[Dataset extract start]

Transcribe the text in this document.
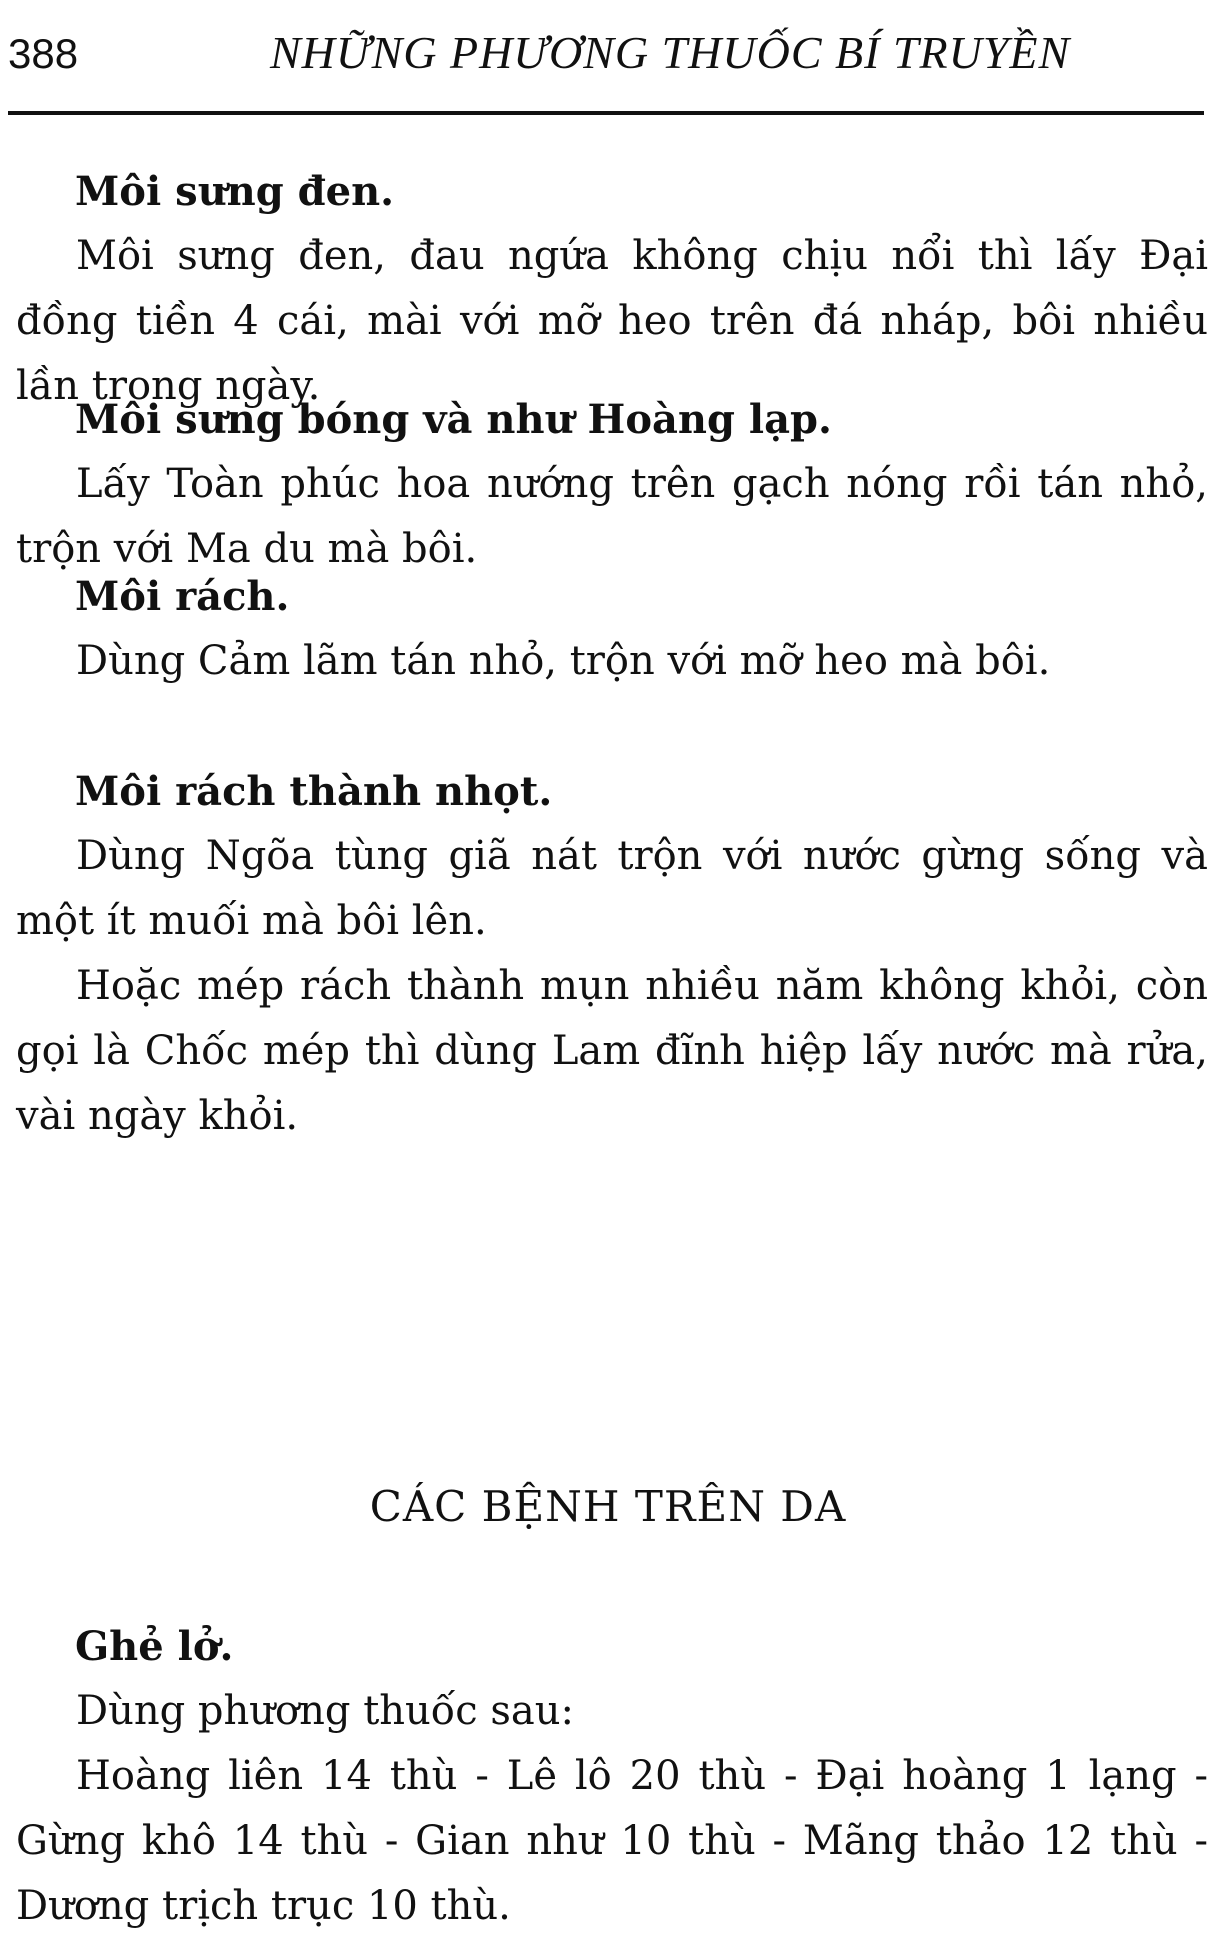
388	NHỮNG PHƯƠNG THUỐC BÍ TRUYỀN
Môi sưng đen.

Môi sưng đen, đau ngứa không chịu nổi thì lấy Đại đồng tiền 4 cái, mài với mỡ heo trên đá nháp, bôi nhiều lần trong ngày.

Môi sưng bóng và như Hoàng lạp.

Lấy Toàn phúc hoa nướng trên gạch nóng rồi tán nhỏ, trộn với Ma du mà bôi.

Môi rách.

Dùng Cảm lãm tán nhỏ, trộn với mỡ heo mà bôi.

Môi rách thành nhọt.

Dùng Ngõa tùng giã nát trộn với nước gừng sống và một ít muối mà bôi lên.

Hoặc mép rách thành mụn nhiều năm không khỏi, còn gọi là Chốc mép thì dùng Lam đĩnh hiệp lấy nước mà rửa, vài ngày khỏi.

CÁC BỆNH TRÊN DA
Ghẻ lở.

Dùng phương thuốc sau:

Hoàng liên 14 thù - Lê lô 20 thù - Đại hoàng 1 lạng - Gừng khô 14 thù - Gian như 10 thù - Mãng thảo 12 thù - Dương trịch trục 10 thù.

[Dataset extract end]
[Dataset extract start]

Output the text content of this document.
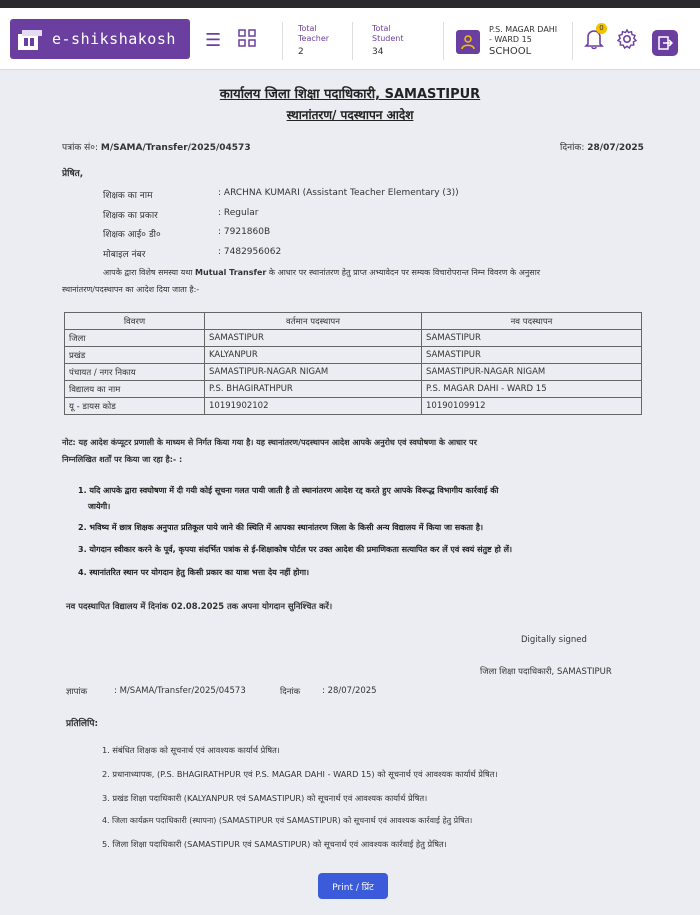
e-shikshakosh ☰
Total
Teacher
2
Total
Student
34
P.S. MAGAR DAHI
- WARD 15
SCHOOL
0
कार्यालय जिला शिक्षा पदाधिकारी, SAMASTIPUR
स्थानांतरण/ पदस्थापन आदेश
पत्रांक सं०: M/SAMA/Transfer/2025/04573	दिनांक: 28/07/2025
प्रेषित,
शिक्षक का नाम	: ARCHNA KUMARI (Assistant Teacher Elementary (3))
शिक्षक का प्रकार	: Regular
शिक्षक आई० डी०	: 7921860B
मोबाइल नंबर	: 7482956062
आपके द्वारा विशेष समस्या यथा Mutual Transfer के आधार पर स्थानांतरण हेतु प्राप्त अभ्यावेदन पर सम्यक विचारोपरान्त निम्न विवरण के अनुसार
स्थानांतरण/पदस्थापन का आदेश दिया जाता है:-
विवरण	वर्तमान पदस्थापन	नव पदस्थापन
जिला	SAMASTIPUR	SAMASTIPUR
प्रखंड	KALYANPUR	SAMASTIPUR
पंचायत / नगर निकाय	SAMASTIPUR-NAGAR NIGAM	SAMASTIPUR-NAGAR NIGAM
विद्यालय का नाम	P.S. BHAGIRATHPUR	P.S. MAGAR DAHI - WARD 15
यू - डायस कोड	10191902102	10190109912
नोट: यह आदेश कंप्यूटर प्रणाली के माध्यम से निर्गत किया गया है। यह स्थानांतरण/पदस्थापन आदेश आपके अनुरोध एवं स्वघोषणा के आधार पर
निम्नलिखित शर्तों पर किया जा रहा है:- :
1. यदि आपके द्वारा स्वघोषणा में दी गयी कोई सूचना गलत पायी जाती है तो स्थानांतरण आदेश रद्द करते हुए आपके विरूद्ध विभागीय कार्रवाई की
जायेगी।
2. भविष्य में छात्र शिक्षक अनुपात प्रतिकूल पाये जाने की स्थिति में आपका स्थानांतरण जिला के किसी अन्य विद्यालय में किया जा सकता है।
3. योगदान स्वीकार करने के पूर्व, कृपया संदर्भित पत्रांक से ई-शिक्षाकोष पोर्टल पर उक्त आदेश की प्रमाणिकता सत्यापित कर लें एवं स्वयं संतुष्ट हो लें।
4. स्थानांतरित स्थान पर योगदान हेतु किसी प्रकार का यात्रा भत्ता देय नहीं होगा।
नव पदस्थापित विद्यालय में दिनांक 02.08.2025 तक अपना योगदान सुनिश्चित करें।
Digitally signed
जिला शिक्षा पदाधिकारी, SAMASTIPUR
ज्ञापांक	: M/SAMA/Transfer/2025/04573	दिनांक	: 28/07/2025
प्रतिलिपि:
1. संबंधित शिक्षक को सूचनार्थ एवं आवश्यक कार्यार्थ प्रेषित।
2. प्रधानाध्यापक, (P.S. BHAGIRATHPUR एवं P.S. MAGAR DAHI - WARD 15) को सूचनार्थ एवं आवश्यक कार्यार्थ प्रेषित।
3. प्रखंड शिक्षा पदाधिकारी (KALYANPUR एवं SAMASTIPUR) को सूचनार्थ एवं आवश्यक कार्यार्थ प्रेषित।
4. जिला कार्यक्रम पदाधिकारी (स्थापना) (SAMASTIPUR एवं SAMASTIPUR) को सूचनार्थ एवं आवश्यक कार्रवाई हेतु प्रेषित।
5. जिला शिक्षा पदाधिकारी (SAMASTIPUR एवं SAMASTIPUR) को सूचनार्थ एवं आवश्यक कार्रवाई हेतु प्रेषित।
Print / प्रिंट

[Dataset extract end]
[Dataset extract start]

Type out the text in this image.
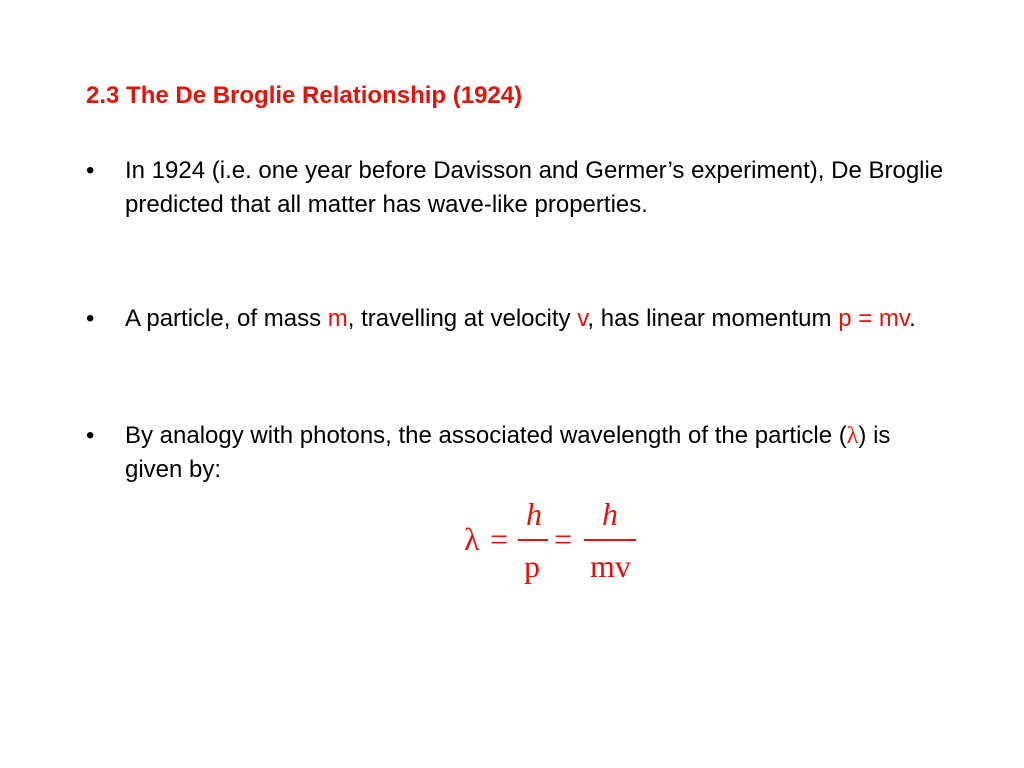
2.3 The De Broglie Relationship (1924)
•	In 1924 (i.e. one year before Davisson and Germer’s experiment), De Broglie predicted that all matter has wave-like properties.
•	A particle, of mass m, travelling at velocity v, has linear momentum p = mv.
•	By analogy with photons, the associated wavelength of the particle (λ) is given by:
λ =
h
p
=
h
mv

[Dataset extract end]

> [What the task asks]: Search the listing for the word "WARD" and return each line that holds it.

> [Response]:
- WARD 15
विद्यालय का नाम	P.S. BHAGIRATHPUR	P.S. MAGAR DAHI - WARD 15
2. प्रधानाध्यापक, (P.S. BHAGIRATHPUR एवं P.S. MAGAR DAHI - WARD 15) को सूचनार्थ एवं आवश्यक कार्यार्थ प्रेषित।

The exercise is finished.